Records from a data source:
++++++++

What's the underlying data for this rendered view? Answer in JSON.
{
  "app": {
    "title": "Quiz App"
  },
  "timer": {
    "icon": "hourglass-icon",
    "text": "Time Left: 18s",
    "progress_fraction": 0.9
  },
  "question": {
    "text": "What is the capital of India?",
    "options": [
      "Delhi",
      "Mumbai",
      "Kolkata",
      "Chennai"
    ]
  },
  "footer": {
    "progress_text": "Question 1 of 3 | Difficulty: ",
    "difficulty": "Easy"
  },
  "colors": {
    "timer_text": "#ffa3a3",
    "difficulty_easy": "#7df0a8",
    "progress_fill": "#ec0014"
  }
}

++++++++

### [What is asked]
Retype the records in full. Keep every line identical to the original.

### [Response to the task]
What's the underlying data for this rendered view? Answer in JSON.
{
  "app": {
    "title": "Quiz App"
  },
  "timer": {
    "icon": "hourglass-icon",
    "text": "Time Left: 18s",
    "progress_fraction": 0.9
  },
  "question": {
    "text": "What is the capital of India?",
    "options": [
      "Delhi",
      "Mumbai",
      "Kolkata",
      "Chennai"
    ]
  },
  "footer": {
    "progress_text": "Question 1 of 3 | Difficulty: ",
    "difficulty": "Easy"
  },
  "colors": {
    "timer_text": "#ffa3a3",
    "difficulty_easy": "#7df0a8",
    "progress_fill": "#ec0014"
  }
}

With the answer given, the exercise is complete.